» Your goal: Repeat each record exactly as written, and drop any images.

⟨

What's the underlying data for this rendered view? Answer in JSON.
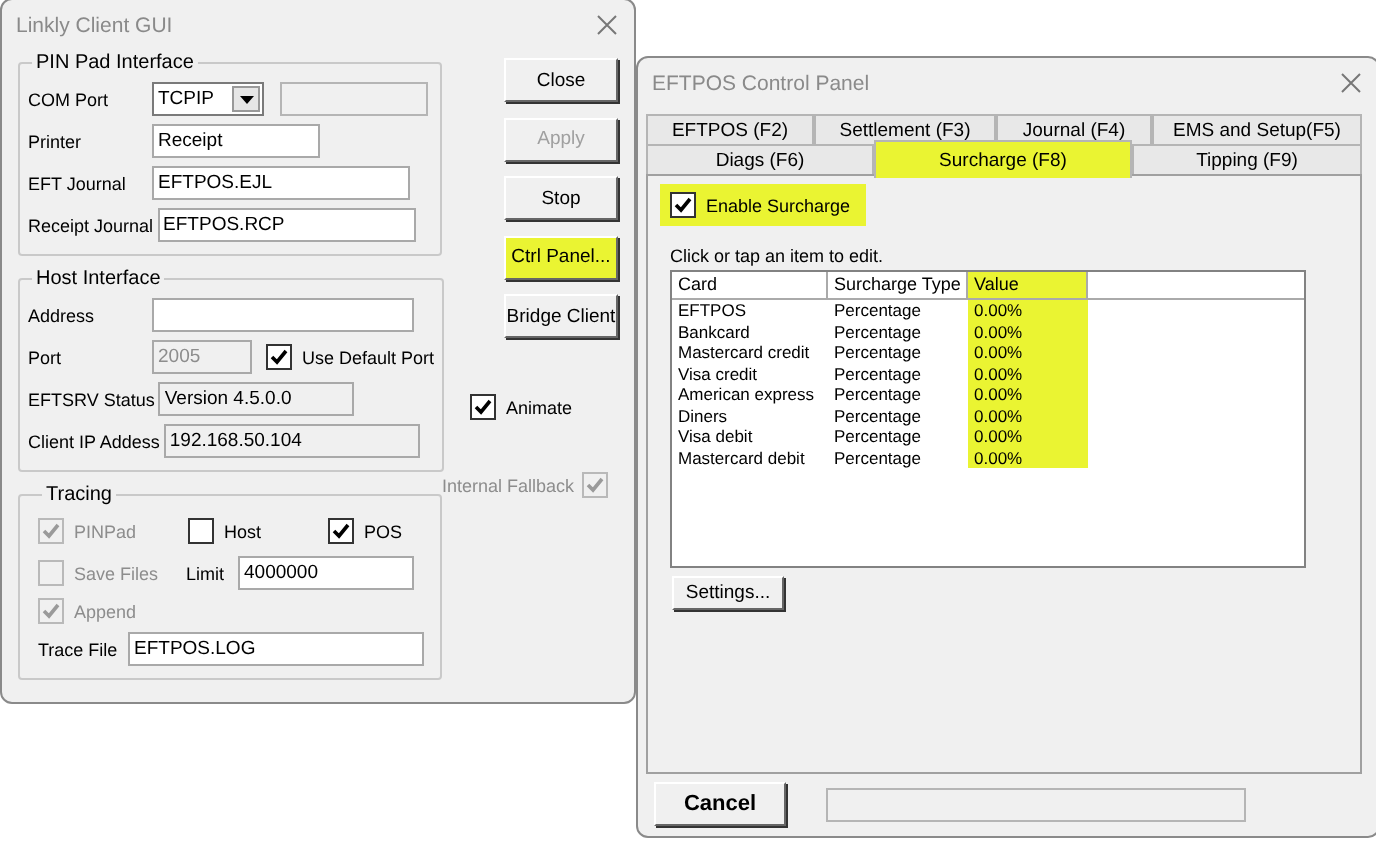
{
  "client_window": {
    "title": "Linkly Client GUI",
    "pin_pad": {
      "legend": "PIN Pad Interface",
      "com_port": {
        "label": "COM Port",
        "value": "TCPIP"
      },
      "printer": {
        "label": "Printer",
        "value": "Receipt"
      },
      "eft_journal": {
        "label": "EFT Journal",
        "value": "EFTPOS.EJL"
      },
      "receipt_journal": {
        "label": "Receipt Journal",
        "value": "EFTPOS.RCP"
      }
    },
    "host": {
      "legend": "Host Interface",
      "address": {
        "label": "Address"
      },
      "port": {
        "label": "Port",
        "value": "2005",
        "disabled": true
      },
      "use_default_port": {
        "label": "Use Default Port",
        "checked": true,
        "disabled": false
      },
      "eftsrv_status": {
        "label": "EFTSRV Status",
        "value": "Version 4.5.0.0"
      },
      "client_ip": {
        "label": "Client IP Addess",
        "value": "192.168.50.104"
      }
    },
    "tracing": {
      "legend": "Tracing",
      "pinpad": {
        "label": "PINPad",
        "checked": true,
        "disabled": true
      },
      "host": {
        "label": "Host",
        "checked": false,
        "disabled": false
      },
      "pos": {
        "label": "POS",
        "checked": true,
        "disabled": false
      },
      "save_files": {
        "label": "Save Files",
        "checked": false,
        "disabled": true
      },
      "limit": {
        "label": "Limit",
        "value": "4000000"
      },
      "append": {
        "label": "Append",
        "checked": true,
        "disabled": true
      },
      "trace_file": {
        "label": "Trace File",
        "value": "EFTPOS.LOG"
      }
    },
    "buttons": [
      {
        "label": "Close",
        "disabled": false,
        "highlighted": false
      },
      {
        "label": "Apply",
        "disabled": true,
        "highlighted": false
      },
      {
        "label": "Stop",
        "disabled": false,
        "highlighted": false
      },
      {
        "label": "Ctrl Panel...",
        "disabled": false,
        "highlighted": true
      },
      {
        "label": "Bridge Client",
        "disabled": false,
        "highlighted": false
      }
    ],
    "animate": {
      "label": "Animate",
      "checked": true,
      "disabled": false
    },
    "internal_fallback": {
      "label": "Internal Fallback",
      "checked": true,
      "disabled": true
    }
  },
  "control_panel": {
    "title": "EFTPOS Control Panel",
    "tab_rows": [
      [
        {
          "label": "EFTPOS (F2)",
          "selected": false,
          "highlighted": false
        },
        {
          "label": "Settlement (F3)",
          "selected": false,
          "highlighted": false
        },
        {
          "label": "Journal (F4)",
          "selected": false,
          "highlighted": false
        },
        {
          "label": "EMS and Setup(F5)",
          "selected": false,
          "highlighted": false
        }
      ],
      [
        {
          "label": "Diags (F6)",
          "selected": false,
          "highlighted": false
        },
        {
          "label": "Surcharge (F8)",
          "selected": true,
          "highlighted": true
        },
        {
          "label": "Tipping (F9)",
          "selected": false,
          "highlighted": false
        }
      ]
    ],
    "enable_surcharge": {
      "label": "Enable Surcharge",
      "checked": true,
      "highlighted": true
    },
    "hint": "Click or tap an item to edit.",
    "table": {
      "columns": [
        {
          "label": "Card",
          "highlighted": false
        },
        {
          "label": "Surcharge Type",
          "highlighted": false
        },
        {
          "label": "Value",
          "highlighted": true
        }
      ],
      "rows": [
        [
          "EFTPOS",
          "Percentage",
          "0.00%"
        ],
        [
          "Bankcard",
          "Percentage",
          "0.00%"
        ],
        [
          "Mastercard credit",
          "Percentage",
          "0.00%"
        ],
        [
          "Visa credit",
          "Percentage",
          "0.00%"
        ],
        [
          "American express",
          "Percentage",
          "0.00%"
        ],
        [
          "Diners",
          "Percentage",
          "0.00%"
        ],
        [
          "Visa debit",
          "Percentage",
          "0.00%"
        ],
        [
          "Mastercard debit",
          "Percentage",
          "0.00%"
        ]
      ]
    },
    "settings_button": "Settings...",
    "cancel_button": "Cancel"
  }
}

⟩

» Exercise answer:
What's the underlying data for this rendered view? Answer in JSON.
{
  "client_window": {
    "title": "Linkly Client GUI",
    "pin_pad": {
      "legend": "PIN Pad Interface",
      "com_port": {
        "label": "COM Port",
        "value": "TCPIP"
      },
      "printer": {
        "label": "Printer",
        "value": "Receipt"
      },
      "eft_journal": {
        "label": "EFT Journal",
        "value": "EFTPOS.EJL"
      },
      "receipt_journal": {
        "label": "Receipt Journal",
        "value": "EFTPOS.RCP"
      }
    },
    "host": {
      "legend": "Host Interface",
      "address": {
        "label": "Address"
      },
      "port": {
        "label": "Port",
        "value": "2005",
        "disabled": true
      },
      "use_default_port": {
        "label": "Use Default Port",
        "checked": true,
        "disabled": false
      },
      "eftsrv_status": {
        "label": "EFTSRV Status",
        "value": "Version 4.5.0.0"
      },
      "client_ip": {
        "label": "Client IP Addess",
        "value": "192.168.50.104"
      }
    },
    "tracing": {
      "legend": "Tracing",
      "pinpad": {
        "label": "PINPad",
        "checked": true,
        "disabled": true
      },
      "host": {
        "label": "Host",
        "checked": false,
        "disabled": false
      },
      "pos": {
        "label": "POS",
        "checked": true,
        "disabled": false
      },
      "save_files": {
        "label": "Save Files",
        "checked": false,
        "disabled": true
      },
      "limit": {
        "label": "Limit",
        "value": "4000000"
      },
      "append": {
        "label": "Append",
        "checked": true,
        "disabled": true
      },
      "trace_file": {
        "label": "Trace File",
        "value": "EFTPOS.LOG"
      }
    },
    "buttons": [
      {
        "label": "Close",
        "disabled": false,
        "highlighted": false
      },
      {
        "label": "Apply",
        "disabled": true,
        "highlighted": false
      },
      {
        "label": "Stop",
        "disabled": false,
        "highlighted": false
      },
      {
        "label": "Ctrl Panel...",
        "disabled": false,
        "highlighted": true
      },
      {
        "label": "Bridge Client",
        "disabled": false,
        "highlighted": false
      }
    ],
    "animate": {
      "label": "Animate",
      "checked": true,
      "disabled": false
    },
    "internal_fallback": {
      "label": "Internal Fallback",
      "checked": true,
      "disabled": true
    }
  },
  "control_panel": {
    "title": "EFTPOS Control Panel",
    "tab_rows": [
      [
        {
          "label": "EFTPOS (F2)",
          "selected": false,
          "highlighted": false
        },
        {
          "label": "Settlement (F3)",
          "selected": false,
          "highlighted": false
        },
        {
          "label": "Journal (F4)",
          "selected": false,
          "highlighted": false
        },
        {
          "label": "EMS and Setup(F5)",
          "selected": false,
          "highlighted": false
        }
      ],
      [
        {
          "label": "Diags (F6)",
          "selected": false,
          "highlighted": false
        },
        {
          "label": "Surcharge (F8)",
          "selected": true,
          "highlighted": true
        },
        {
          "label": "Tipping (F9)",
          "selected": false,
          "highlighted": false
        }
      ]
    ],
    "enable_surcharge": {
      "label": "Enable Surcharge",
      "checked": true,
      "highlighted": true
    },
    "hint": "Click or tap an item to edit.",
    "table": {
      "columns": [
        {
          "label": "Card",
          "highlighted": false
        },
        {
          "label": "Surcharge Type",
          "highlighted": false
        },
        {
          "label": "Value",
          "highlighted": true
        }
      ],
      "rows": [
        [
          "EFTPOS",
          "Percentage",
          "0.00%"
        ],
        [
          "Bankcard",
          "Percentage",
          "0.00%"
        ],
        [
          "Mastercard credit",
          "Percentage",
          "0.00%"
        ],
        [
          "Visa credit",
          "Percentage",
          "0.00%"
        ],
        [
          "American express",
          "Percentage",
          "0.00%"
        ],
        [
          "Diners",
          "Percentage",
          "0.00%"
        ],
        [
          "Visa debit",
          "Percentage",
          "0.00%"
        ],
        [
          "Mastercard debit",
          "Percentage",
          "0.00%"
        ]
      ]
    },
    "settings_button": "Settings...",
    "cancel_button": "Cancel"
  }
}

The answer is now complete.